# [GIVEN TASK]
Pick out all lines with the word "watermark" from the records that follow.

# [SUPPLIED ENTRIES]
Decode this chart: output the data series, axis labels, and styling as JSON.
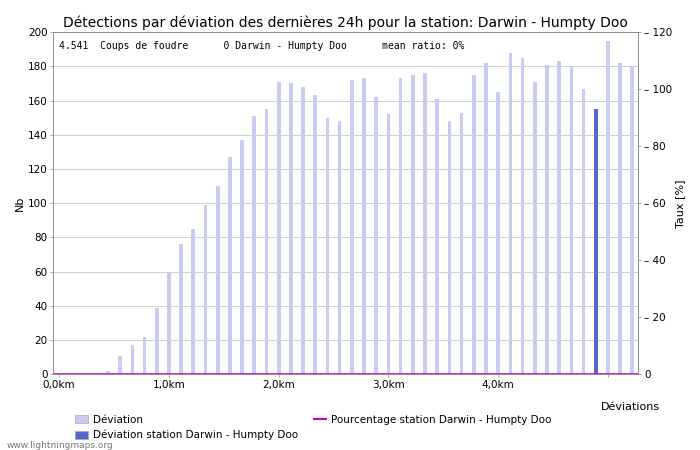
{
  "title": "Détections par déviation des dernières 24h pour la station: Darwin - Humpty Doo",
  "annotation": "4.541  Coups de foudre      0 Darwin - Humpty Doo      mean ratio: 0%",
  "xlabel": "Déviations",
  "ylabel_left": "Nb",
  "ylabel_right": "Taux [%]",
  "ylim_left": [
    0,
    200
  ],
  "ylim_right": [
    0,
    120
  ],
  "ytick_left": [
    0,
    20,
    40,
    60,
    80,
    100,
    120,
    140,
    160,
    180,
    200
  ],
  "ytick_right": [
    0,
    20,
    40,
    60,
    80,
    100,
    120
  ],
  "n_total_bins": 46,
  "bar_values_clean": [
    0,
    0,
    0,
    0,
    0,
    0,
    0,
    0,
    0,
    2,
    0,
    11,
    0,
    17,
    0,
    22,
    0,
    39,
    0,
    60,
    0,
    76,
    0,
    85,
    0,
    99,
    0,
    110,
    0,
    127,
    0,
    137,
    0,
    151,
    0,
    155,
    0,
    171,
    0,
    170,
    0,
    168,
    0,
    163,
    0,
    150
  ],
  "bar_values_station": [
    0,
    0,
    0,
    0,
    0,
    0,
    0,
    0,
    0,
    0,
    0,
    0,
    0,
    0,
    0,
    0,
    0,
    0,
    0,
    0,
    0,
    0,
    0,
    0,
    0,
    0,
    0,
    0,
    0,
    0,
    0,
    0,
    0,
    0,
    0,
    0,
    0,
    0,
    0,
    0,
    0,
    0,
    0,
    0,
    0,
    0
  ],
  "all_bars": [
    0,
    0,
    0,
    0,
    0,
    0,
    0,
    0,
    2,
    0,
    11,
    0,
    17,
    0,
    22,
    0,
    39,
    0,
    60,
    0,
    76,
    0,
    85,
    0,
    99,
    0,
    110,
    0,
    127,
    0,
    137,
    0,
    151,
    0,
    155,
    0,
    171,
    0,
    170,
    0,
    168,
    0,
    163,
    0,
    150,
    0,
    148,
    0,
    172,
    0,
    173,
    0,
    162,
    0,
    152,
    0,
    173,
    0,
    175,
    0,
    176,
    0,
    161,
    0,
    148,
    0,
    153,
    0,
    175,
    0,
    182,
    0,
    165,
    0,
    188,
    0,
    185,
    0,
    171,
    0,
    181,
    0,
    183,
    0,
    180,
    0,
    167,
    0,
    155,
    0,
    195,
    0,
    182,
    0,
    180
  ],
  "station_bar_index": 88,
  "bar_color_light": "#c8ccf0",
  "bar_color_station": "#5566cc",
  "line_color": "#cc00cc",
  "grid_color": "#aaaaaa",
  "background_color": "#ffffff",
  "text_color": "#000000",
  "watermark": "www.lightningmaps.org",
  "legend_deviation": "Déviation",
  "legend_station": "Déviation station Darwin - Humpty Doo",
  "legend_percent": "Pourcentage station Darwin - Humpty Doo",
  "title_fontsize": 10,
  "axis_fontsize": 8,
  "tick_fontsize": 7.5
}
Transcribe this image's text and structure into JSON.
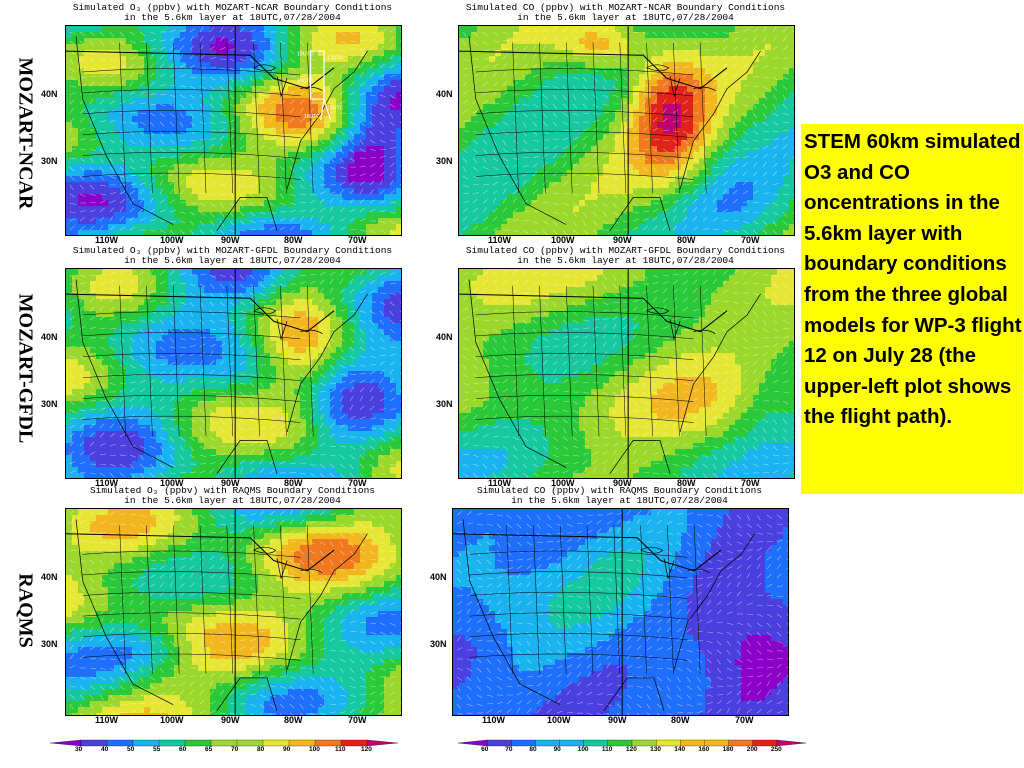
{
  "row_labels": [
    "MOZART-NCAR",
    "MOZART-GFDL",
    "RAQMS"
  ],
  "panels": [
    {
      "id": "o3-ncar",
      "title1": "Simulated O₃ (ppbv) with MOZART-NCAR Boundary Conditions",
      "title2": "in the 5.6km layer at 18UTC,07/28/2004",
      "species": "o3",
      "scheme": "ncar-o3",
      "flight_path": true
    },
    {
      "id": "co-ncar",
      "title1": "Simulated CO (ppbv) with MOZART-NCAR Boundary Conditions",
      "title2": "in the 5.6km layer at 18UTC,07/28/2004",
      "species": "co",
      "scheme": "ncar-co",
      "flight_path": false
    },
    {
      "id": "o3-gfdl",
      "title1": "Simulated O₃ (ppbv) with MOZART-GFDL Boundary Conditions",
      "title2": "in the 5.6km layer at 18UTC,07/28/2004",
      "species": "o3",
      "scheme": "gfdl-o3",
      "flight_path": false
    },
    {
      "id": "co-gfdl",
      "title1": "Simulated CO (ppbv) with MOZART-GFDL Boundary Conditions",
      "title2": "in the 5.6km layer at 18UTC,07/28/2004",
      "species": "co",
      "scheme": "gfdl-co",
      "flight_path": false
    },
    {
      "id": "o3-raqms",
      "title1": "Simulated O₃ (ppbv) with RAQMS Boundary Conditions",
      "title2": "in the 5.6km layer at 18UTC,07/28/2004",
      "species": "o3",
      "scheme": "raqms-o3",
      "flight_path": false
    },
    {
      "id": "co-raqms",
      "title1": "Simulated CO (ppbv) with RAQMS Boundary Conditions",
      "title2": "in the 5.6km layer at 18UTC,07/28/2004",
      "species": "co",
      "scheme": "raqms-co",
      "flight_path": false
    }
  ],
  "lat_labels": [
    "40N",
    "30N"
  ],
  "lon_labels": [
    "110W",
    "100W",
    "90W",
    "80W",
    "70W"
  ],
  "flight_path_labels": [
    "18UTC",
    "17UTC",
    "19UTC",
    "15UTC",
    "16UTC"
  ],
  "note": "STEM 60km simulated O3 and CO oncentrations in the 5.6km layer with boundary conditions from the three global models for WP-3 flight 12 on July 28 (the upper-left plot shows the flight path).",
  "colorbars": {
    "o3": {
      "ticks": [
        "30",
        "40",
        "50",
        "55",
        "60",
        "65",
        "70",
        "80",
        "90",
        "100",
        "110",
        "120"
      ]
    },
    "co": {
      "ticks": [
        "60",
        "70",
        "80",
        "90",
        "100",
        "110",
        "120",
        "130",
        "140",
        "160",
        "180",
        "200",
        "250"
      ]
    }
  },
  "palette": [
    "#8a00c8",
    "#4b3fe0",
    "#1f6fff",
    "#19b3f0",
    "#16c8a0",
    "#2ac93a",
    "#9bd82b",
    "#e6e634",
    "#f2b71e",
    "#f0781e",
    "#e0231a",
    "#c00070"
  ],
  "note_background": "#ffff00"
}
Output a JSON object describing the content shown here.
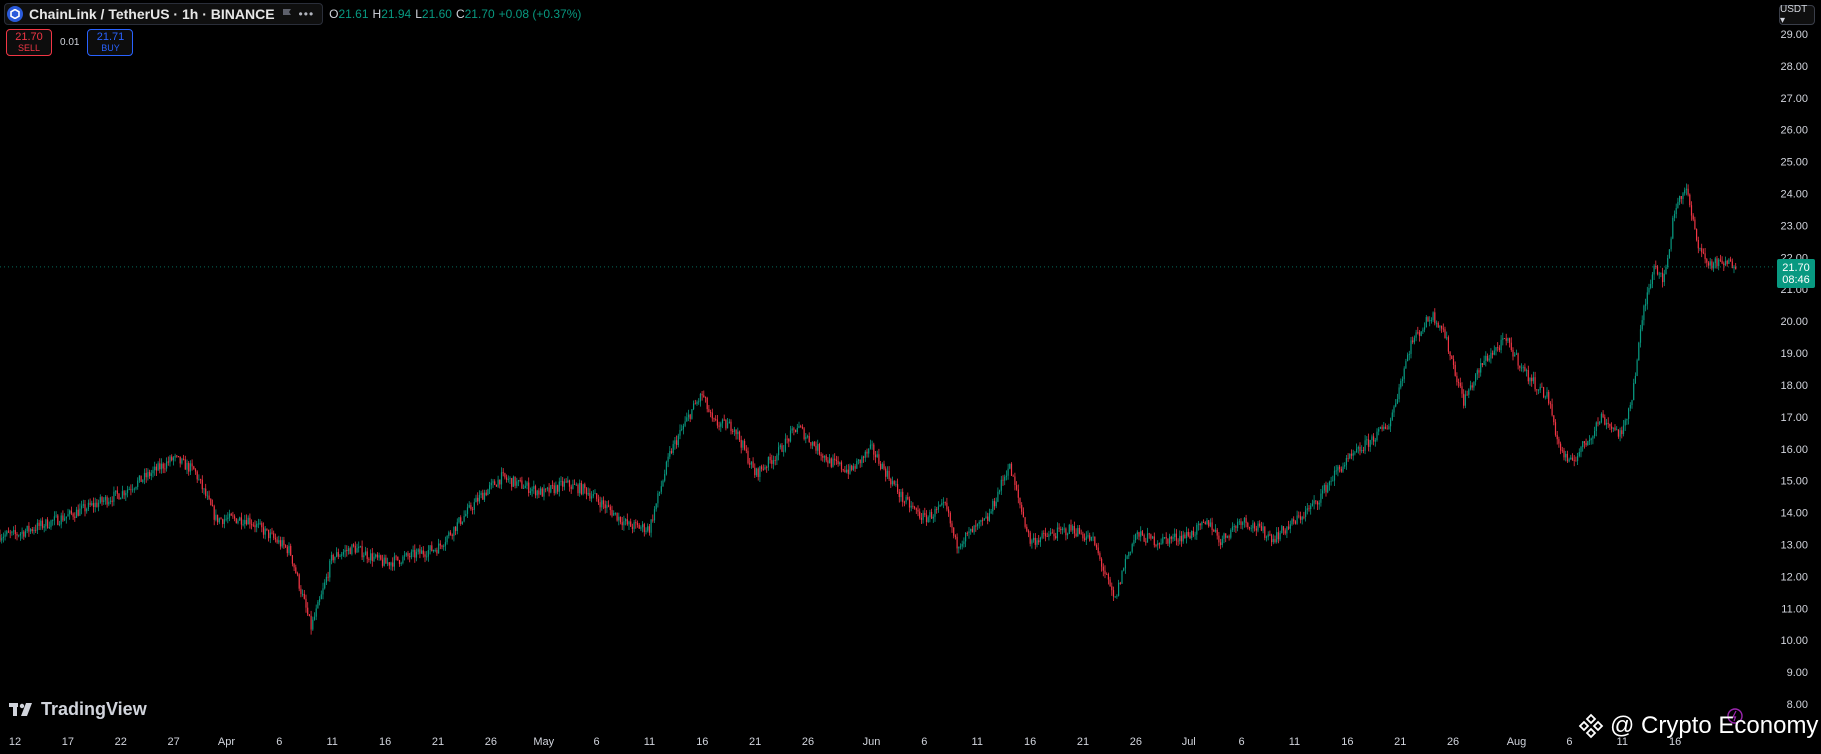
{
  "header": {
    "symbol_title": "ChainLink / TetherUS · 1h · BINANCE",
    "ohlc": [
      {
        "key": "O",
        "value": "21.61"
      },
      {
        "key": "H",
        "value": "21.94"
      },
      {
        "key": "L",
        "value": "21.60"
      },
      {
        "key": "C",
        "value": "21.70"
      }
    ],
    "change": "+0.08 (+0.37%)"
  },
  "trade": {
    "sell_price": "21.70",
    "sell_label": "SELL",
    "spread": "0.01",
    "buy_price": "21.71",
    "buy_label": "BUY"
  },
  "currency_label": "USDT ▾",
  "last_price_tag": {
    "price": "21.70",
    "countdown": "08:46"
  },
  "branding": {
    "tradingview": "TradingView",
    "watermark": "@ Crypto Economy"
  },
  "colors": {
    "up": "#089981",
    "down": "#f23645",
    "background": "#000000",
    "axis_text": "#d1d4dc"
  },
  "icons": [
    "chainlink-logo-icon",
    "flag-icon",
    "more-dots-icon",
    "tradingview-logo-icon",
    "binance-diamond-icon",
    "power-icon"
  ],
  "chart_data": {
    "type": "candlestick",
    "title": "ChainLink / TetherUS · 1h · BINANCE",
    "ylim": [
      8,
      29
    ],
    "y_ticks": [
      "29.00",
      "28.00",
      "27.00",
      "26.00",
      "25.00",
      "24.00",
      "23.00",
      "22.00",
      "21.00",
      "20.00",
      "19.00",
      "18.00",
      "17.00",
      "16.00",
      "15.00",
      "14.00",
      "13.00",
      "12.00",
      "11.00",
      "10.00",
      "9.00",
      "8.00"
    ],
    "x_ticks": [
      "12",
      "17",
      "22",
      "27",
      "Apr",
      "6",
      "11",
      "16",
      "21",
      "26",
      "May",
      "6",
      "11",
      "16",
      "21",
      "26",
      "Jun",
      "6",
      "11",
      "16",
      "21",
      "26",
      "Jul",
      "6",
      "11",
      "16",
      "21",
      "26",
      "Aug",
      "6",
      "11",
      "16"
    ],
    "last_price": 21.7,
    "grid": false,
    "series": [
      {
        "values": [
          [
            12,
            13.3
          ],
          [
            17,
            13.9
          ],
          [
            22,
            14.6
          ],
          [
            27,
            15.7
          ],
          [
            29,
            15.3
          ],
          [
            31,
            13.8
          ],
          [
            34,
            13.8
          ],
          [
            36,
            13.3
          ],
          [
            38,
            12.8
          ],
          [
            40,
            10.4
          ],
          [
            41,
            11.4
          ],
          [
            42,
            12.6
          ],
          [
            44,
            12.9
          ],
          [
            47,
            12.4
          ],
          [
            52,
            12.9
          ],
          [
            56,
            14.5
          ],
          [
            58,
            15.1
          ],
          [
            62,
            14.6
          ],
          [
            64,
            14.9
          ],
          [
            66,
            14.7
          ],
          [
            70,
            13.6
          ],
          [
            72,
            13.5
          ],
          [
            74,
            15.9
          ],
          [
            76,
            17.2
          ],
          [
            77,
            17.7
          ],
          [
            78,
            16.8
          ],
          [
            80,
            16.7
          ],
          [
            82,
            15.2
          ],
          [
            84,
            15.8
          ],
          [
            86,
            16.7
          ],
          [
            89,
            15.6
          ],
          [
            91,
            15.3
          ],
          [
            93,
            16.0
          ],
          [
            96,
            14.4
          ],
          [
            98,
            13.8
          ],
          [
            100,
            14.2
          ],
          [
            101,
            13.0
          ],
          [
            104,
            13.8
          ],
          [
            106,
            15.5
          ],
          [
            108,
            13.1
          ],
          [
            110,
            13.3
          ],
          [
            112,
            13.5
          ],
          [
            114,
            13.1
          ],
          [
            116,
            11.2
          ],
          [
            117,
            12.5
          ],
          [
            118,
            13.3
          ],
          [
            120,
            13.1
          ],
          [
            123,
            13.3
          ],
          [
            125,
            13.7
          ],
          [
            126,
            13.1
          ],
          [
            128,
            13.8
          ],
          [
            131,
            13.2
          ],
          [
            133,
            13.7
          ],
          [
            135,
            14.3
          ],
          [
            137,
            15.3
          ],
          [
            139,
            15.9
          ],
          [
            142,
            16.8
          ],
          [
            144,
            19.3
          ],
          [
            146,
            20.2
          ],
          [
            147,
            19.8
          ],
          [
            149,
            17.5
          ],
          [
            151,
            18.8
          ],
          [
            153,
            19.4
          ],
          [
            155,
            18.3
          ],
          [
            157,
            17.6
          ],
          [
            158,
            16.1
          ],
          [
            159,
            15.5
          ],
          [
            161,
            16.4
          ],
          [
            162,
            17.0
          ],
          [
            164,
            16.4
          ],
          [
            165,
            17.8
          ],
          [
            166,
            20.3
          ],
          [
            167,
            21.8
          ],
          [
            168,
            21.3
          ],
          [
            169,
            23.6
          ],
          [
            170,
            24.2
          ],
          [
            171,
            22.6
          ],
          [
            172,
            21.8
          ]
        ]
      }
    ]
  }
}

# [COMPLETE RESPONSE]
  "watermark": "www.lightningmaps.org",
    "watermark": "@ Crypto Economy"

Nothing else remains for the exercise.